作業内容:
- A) 下にある動的2次元配列の本文では、どんな応用例を紹介すると述べていますか。すべて挙げてください。
- B) 下にある動的2次元配列の本文を、最後の文の後から書き継いでください。

本文抜粋:
>>>
この例では、reallocを使って行数を増やし、新しい行を初期化しています。

サイズ変更後は、必ず新しいメモリ領域を初期化することを忘れないでください。

応用例

動的に確保した2次元配列は、さまざまな応用が可能です。

ここでは、行列計算、文字列の管理、画像データの管理といった具体的な応用例を紹介します。

2次元配列を使った行列計算

2次元配列は、行列計算に非常に適しています。

以下に、2つの行列の加算を行う例を示します。

#include <stdio.h>
#include <stdlib.h>
void addMatrices(int **a, int **b, int **result, int rows, int cols) {
    for (int i = 0; i < rows; i++) {
        for (int j = 0; j < cols; j++) {
            result[i][j] = a[i][j] + b[i][j];
        }
    }
}
int main() {
    int rows = 2;
    int cols = 2;
    int **matrixA, **matrixB, **result;
    // メモリを確保
    matrixA = (int **)malloc(rows * sizeof(int *));
    matrixB = (int **)malloc(rows * sizeof(int *));
    result = (int **)malloc(rows * sizeof(int *));
    for (int i = 0; i < rows; i++) {
        matrixA[i] = (int *)malloc(cols * sizeof(int));
        matrixB[i] = (int *)malloc(cols * sizeof(int));
        result[i] = (int *)malloc(cols * sizeof(int));
    }
    // 行列を初期化
    matrixA[0][0] = 1; matrixA[0][1] = 2;
    matrixA[1][0] = 3; matrixA[1][1] = 4;
    matrixB[0][0] = 5; matrixB[0][1] = 6;
    matrixB[1][0] = 7; matrixB[1][1] = 8;
    // 行列を加算
    addMatrices(matrixA, matrixB, result, rows, cols);
    // 結果を表示
    for (int i = 0; i < rows; i++) {
        for (int j = 0; j < cols; j++) {
            printf("%d ", result[i][j]);
        }
        printf("\n");
    }
    // メモリを解放
    for (int i = 0; i < rows; i++) {
        free(matrixA[i]);
        free(matrixB[i]);
        free(result[i]);
    }
    free(matrixA);
    free(matrixB);
    free(result);
    return 0;
}

この例では、2つの2×2行列を加算し、結果を表示しています。
<<<
提供データ:
>>>
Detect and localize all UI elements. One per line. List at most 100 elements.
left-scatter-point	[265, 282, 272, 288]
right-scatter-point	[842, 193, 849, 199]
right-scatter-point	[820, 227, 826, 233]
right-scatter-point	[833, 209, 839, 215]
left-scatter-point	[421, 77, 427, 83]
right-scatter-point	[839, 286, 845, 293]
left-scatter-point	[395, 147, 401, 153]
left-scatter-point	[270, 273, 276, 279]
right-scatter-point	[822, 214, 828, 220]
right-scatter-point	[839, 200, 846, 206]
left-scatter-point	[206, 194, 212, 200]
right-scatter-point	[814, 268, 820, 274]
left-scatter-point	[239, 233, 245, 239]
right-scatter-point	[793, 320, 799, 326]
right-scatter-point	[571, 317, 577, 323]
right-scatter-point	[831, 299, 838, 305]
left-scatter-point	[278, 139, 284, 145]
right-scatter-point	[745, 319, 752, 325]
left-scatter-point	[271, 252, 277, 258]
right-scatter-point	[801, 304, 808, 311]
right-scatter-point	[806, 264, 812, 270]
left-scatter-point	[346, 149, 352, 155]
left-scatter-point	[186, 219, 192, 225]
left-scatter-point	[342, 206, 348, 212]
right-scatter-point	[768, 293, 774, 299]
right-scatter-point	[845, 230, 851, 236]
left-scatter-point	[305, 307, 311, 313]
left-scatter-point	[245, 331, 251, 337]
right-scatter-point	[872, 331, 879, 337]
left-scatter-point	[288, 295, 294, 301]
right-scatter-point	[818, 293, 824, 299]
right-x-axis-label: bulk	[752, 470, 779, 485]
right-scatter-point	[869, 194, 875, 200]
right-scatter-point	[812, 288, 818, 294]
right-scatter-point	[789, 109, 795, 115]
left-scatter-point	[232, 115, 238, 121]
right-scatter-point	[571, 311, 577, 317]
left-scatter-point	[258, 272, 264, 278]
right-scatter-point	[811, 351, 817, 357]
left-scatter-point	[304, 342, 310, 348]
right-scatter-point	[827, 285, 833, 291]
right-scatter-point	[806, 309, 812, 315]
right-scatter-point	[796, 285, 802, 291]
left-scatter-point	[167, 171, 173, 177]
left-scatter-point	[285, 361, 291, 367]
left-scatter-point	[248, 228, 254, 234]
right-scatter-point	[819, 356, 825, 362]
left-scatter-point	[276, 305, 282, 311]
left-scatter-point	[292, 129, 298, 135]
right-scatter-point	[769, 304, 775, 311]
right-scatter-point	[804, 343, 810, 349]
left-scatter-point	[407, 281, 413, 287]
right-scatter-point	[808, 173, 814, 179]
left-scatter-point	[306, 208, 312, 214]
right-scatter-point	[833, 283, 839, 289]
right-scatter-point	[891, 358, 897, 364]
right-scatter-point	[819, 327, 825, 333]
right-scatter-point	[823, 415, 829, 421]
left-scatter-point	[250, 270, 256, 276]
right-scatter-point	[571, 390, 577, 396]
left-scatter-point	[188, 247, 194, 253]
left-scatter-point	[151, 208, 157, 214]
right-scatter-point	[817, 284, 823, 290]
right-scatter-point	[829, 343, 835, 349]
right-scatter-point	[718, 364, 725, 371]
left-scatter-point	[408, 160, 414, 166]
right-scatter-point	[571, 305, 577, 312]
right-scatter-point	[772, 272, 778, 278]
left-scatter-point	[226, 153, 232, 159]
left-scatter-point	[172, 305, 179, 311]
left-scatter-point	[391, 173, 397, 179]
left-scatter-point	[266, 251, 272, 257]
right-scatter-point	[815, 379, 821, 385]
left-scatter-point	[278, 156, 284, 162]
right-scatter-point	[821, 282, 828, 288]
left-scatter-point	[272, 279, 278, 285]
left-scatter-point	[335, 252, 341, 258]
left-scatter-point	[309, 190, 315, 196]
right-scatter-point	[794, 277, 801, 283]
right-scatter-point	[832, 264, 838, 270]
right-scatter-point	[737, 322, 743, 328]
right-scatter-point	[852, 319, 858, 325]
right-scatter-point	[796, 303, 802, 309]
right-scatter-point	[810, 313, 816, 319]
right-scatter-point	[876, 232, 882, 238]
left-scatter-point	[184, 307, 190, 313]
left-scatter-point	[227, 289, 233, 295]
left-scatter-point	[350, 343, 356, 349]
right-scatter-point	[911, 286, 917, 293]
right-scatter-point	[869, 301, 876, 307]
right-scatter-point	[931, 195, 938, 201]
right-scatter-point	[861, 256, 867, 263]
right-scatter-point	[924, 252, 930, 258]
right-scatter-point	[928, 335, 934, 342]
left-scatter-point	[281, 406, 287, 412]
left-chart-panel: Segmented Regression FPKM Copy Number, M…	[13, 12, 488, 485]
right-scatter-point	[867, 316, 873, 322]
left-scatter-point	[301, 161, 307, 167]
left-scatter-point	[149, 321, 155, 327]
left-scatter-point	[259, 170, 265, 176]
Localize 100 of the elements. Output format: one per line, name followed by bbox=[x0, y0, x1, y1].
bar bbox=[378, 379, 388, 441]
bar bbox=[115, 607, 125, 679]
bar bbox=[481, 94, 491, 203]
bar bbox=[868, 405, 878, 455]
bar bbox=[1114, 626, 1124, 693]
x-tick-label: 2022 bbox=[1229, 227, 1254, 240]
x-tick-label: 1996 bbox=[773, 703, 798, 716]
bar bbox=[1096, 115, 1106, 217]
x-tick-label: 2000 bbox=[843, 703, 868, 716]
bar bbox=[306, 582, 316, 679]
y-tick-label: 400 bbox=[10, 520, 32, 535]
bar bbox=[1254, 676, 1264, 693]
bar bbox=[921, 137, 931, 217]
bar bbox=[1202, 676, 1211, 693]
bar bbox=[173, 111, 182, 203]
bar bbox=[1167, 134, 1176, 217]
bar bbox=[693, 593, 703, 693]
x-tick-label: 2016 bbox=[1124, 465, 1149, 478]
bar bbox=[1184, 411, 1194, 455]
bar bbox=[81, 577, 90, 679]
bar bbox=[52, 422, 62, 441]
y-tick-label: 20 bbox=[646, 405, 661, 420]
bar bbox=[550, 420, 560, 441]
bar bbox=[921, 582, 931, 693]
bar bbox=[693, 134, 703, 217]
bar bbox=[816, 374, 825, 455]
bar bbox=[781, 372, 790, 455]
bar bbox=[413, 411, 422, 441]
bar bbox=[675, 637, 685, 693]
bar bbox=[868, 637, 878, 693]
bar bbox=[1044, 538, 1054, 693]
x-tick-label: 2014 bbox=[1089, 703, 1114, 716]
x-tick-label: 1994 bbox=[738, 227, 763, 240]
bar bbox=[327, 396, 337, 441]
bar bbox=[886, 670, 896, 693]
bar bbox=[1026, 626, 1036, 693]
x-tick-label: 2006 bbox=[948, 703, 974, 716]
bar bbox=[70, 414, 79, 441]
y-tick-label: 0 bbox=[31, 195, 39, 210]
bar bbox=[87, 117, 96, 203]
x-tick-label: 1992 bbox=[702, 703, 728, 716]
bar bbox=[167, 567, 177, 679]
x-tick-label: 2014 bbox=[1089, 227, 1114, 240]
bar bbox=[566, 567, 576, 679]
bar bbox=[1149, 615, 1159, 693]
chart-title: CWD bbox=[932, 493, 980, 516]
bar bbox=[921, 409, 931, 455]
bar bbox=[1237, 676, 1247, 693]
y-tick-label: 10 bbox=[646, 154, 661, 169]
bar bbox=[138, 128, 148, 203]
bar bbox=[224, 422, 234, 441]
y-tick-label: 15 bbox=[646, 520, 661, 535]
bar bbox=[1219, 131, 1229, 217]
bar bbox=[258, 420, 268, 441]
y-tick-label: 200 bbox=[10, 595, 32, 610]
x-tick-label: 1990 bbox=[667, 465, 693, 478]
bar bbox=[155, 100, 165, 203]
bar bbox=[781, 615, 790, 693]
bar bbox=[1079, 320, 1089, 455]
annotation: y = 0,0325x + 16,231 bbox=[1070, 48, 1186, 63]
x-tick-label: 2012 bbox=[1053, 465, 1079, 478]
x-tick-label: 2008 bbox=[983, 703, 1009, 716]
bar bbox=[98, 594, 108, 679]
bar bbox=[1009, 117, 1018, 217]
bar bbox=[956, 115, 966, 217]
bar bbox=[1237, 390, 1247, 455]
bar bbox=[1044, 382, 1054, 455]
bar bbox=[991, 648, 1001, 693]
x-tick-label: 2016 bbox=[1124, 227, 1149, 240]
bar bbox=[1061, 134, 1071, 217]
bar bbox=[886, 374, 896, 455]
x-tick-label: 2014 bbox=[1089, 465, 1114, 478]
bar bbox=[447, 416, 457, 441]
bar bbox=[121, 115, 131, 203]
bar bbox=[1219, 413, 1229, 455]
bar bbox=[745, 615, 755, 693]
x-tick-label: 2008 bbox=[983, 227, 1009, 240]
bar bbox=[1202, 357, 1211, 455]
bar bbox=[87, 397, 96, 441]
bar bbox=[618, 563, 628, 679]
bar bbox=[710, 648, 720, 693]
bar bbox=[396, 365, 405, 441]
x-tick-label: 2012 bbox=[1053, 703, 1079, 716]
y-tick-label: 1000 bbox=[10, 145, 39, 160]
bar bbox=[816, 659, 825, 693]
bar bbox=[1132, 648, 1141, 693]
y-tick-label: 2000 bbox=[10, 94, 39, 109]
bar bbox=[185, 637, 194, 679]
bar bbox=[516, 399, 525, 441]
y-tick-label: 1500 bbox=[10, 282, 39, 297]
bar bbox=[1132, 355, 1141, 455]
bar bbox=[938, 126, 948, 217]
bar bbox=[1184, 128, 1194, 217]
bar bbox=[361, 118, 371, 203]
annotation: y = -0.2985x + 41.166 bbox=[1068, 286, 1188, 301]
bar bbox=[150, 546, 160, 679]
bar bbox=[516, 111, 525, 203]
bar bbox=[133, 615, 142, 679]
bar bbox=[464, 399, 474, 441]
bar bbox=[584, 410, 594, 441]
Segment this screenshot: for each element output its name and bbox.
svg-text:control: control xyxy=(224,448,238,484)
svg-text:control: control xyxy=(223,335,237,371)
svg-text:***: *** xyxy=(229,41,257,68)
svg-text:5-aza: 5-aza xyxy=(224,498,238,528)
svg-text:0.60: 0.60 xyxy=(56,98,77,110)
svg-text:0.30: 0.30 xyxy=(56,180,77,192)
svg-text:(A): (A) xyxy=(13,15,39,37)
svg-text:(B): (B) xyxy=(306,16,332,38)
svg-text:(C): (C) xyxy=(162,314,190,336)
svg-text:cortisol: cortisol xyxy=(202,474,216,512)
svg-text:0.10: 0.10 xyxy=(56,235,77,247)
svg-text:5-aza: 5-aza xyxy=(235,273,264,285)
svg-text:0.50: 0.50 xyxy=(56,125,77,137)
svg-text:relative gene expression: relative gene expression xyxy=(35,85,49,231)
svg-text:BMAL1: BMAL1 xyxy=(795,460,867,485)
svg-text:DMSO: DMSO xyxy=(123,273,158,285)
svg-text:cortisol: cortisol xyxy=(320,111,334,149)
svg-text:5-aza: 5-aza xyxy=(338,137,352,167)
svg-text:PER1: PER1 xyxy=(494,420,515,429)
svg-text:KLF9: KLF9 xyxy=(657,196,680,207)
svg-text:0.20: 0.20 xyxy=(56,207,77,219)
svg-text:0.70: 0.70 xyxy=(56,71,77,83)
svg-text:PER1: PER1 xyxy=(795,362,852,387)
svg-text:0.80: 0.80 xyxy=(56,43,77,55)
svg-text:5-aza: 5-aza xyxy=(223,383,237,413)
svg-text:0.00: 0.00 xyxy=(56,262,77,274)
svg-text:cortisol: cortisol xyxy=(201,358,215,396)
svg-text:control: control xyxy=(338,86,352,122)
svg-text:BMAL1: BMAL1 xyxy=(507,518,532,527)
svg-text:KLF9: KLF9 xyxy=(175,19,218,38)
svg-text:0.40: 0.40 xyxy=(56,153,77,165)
<<<
解答一覧:
- A) 行列計算、文字列の管理、画像データの管理

- B)
文字列の2次元配列管理

文字列を2次元配列で管理することで、複数の文字列を効率的に扱うことができます。

以下に、文字列の配列を動的に確保する例を示します。

#include <stdio.h>
#include <stdlib.h>
#include <string.h>
int main() {
    int numStrings = 3;
    int maxLength = 20;
    char **strings;
    // メモリを確保
    strings = (char **)malloc(numStrings * sizeof(char *));
    for (int i = 0; i < numStrings; i++) {
        strings[i] = (char *)malloc(maxLength * sizeof(char));
    }
    // 文字列を設定
    strcpy(strings[0], "こんにちは");
    strcpy(strings[1], "世界");
    strcpy(strings[2], "C言語");
    // 文字列を表示
    for (int i = 0; i < numStrings; i++) {
        printf("%s\n", strings[i]);
    }
    // メモリを解放
    for (int i = 0; i < numStrings; i++) {
        free(strings[i]);
    }
    free(strings);
    return 0;
}

この例では、3つの文字列を動的に確保し、表示しています。

動的配列を使った画像データの管理

画像データは通常、ピクセルごとに色情報を持つ2次元配列として表現されます。

以下に、簡単なグレースケール画像を動的に管理する例を示します。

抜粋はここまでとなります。